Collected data
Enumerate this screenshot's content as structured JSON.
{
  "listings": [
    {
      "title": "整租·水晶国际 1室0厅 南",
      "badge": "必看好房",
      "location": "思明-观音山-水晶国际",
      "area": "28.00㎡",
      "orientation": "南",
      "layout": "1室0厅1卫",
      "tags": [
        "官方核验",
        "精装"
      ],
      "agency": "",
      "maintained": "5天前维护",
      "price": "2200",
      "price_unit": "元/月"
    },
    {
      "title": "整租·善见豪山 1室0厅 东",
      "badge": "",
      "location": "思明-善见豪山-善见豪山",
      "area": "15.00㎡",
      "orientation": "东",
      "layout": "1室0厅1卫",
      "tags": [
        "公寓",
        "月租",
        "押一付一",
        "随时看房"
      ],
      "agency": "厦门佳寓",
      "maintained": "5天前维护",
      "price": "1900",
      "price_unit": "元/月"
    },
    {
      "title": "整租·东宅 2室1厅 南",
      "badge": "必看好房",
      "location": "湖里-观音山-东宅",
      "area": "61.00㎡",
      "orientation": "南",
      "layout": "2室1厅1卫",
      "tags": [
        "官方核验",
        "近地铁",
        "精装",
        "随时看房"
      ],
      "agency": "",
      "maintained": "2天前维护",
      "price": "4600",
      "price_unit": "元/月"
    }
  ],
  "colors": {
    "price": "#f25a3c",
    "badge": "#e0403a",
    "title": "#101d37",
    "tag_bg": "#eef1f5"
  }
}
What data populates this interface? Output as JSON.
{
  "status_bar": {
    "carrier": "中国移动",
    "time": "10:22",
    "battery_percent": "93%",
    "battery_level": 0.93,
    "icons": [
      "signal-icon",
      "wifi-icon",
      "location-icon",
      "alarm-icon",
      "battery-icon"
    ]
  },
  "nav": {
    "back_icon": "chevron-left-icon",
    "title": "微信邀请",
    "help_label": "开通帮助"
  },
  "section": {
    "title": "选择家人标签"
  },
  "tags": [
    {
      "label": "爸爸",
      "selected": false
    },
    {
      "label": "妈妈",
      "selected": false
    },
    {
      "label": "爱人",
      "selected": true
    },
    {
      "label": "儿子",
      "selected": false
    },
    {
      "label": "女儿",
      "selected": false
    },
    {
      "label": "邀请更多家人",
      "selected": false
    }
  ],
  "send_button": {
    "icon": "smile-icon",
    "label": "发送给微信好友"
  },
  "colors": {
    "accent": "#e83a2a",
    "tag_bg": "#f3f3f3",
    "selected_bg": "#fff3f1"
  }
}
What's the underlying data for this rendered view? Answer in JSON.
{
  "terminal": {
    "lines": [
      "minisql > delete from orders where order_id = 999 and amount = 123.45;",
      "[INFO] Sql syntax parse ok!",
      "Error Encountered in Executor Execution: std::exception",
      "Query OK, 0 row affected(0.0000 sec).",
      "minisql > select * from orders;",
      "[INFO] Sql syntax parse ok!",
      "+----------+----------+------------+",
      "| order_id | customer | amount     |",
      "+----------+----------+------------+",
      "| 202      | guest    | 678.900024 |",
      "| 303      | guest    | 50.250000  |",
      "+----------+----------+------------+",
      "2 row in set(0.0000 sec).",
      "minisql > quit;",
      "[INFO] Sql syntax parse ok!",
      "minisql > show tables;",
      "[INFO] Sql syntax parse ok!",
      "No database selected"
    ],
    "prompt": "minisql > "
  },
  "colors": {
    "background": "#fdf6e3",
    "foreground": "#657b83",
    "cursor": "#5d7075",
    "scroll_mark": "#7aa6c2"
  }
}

:: What the task asks ::
Out of the material above, gather each line where "amount" appears.

:: Solution ::
      "minisql > delete from orders where order_id = 999 and amount = 123.45;",
      "| order_id | customer | amount     |",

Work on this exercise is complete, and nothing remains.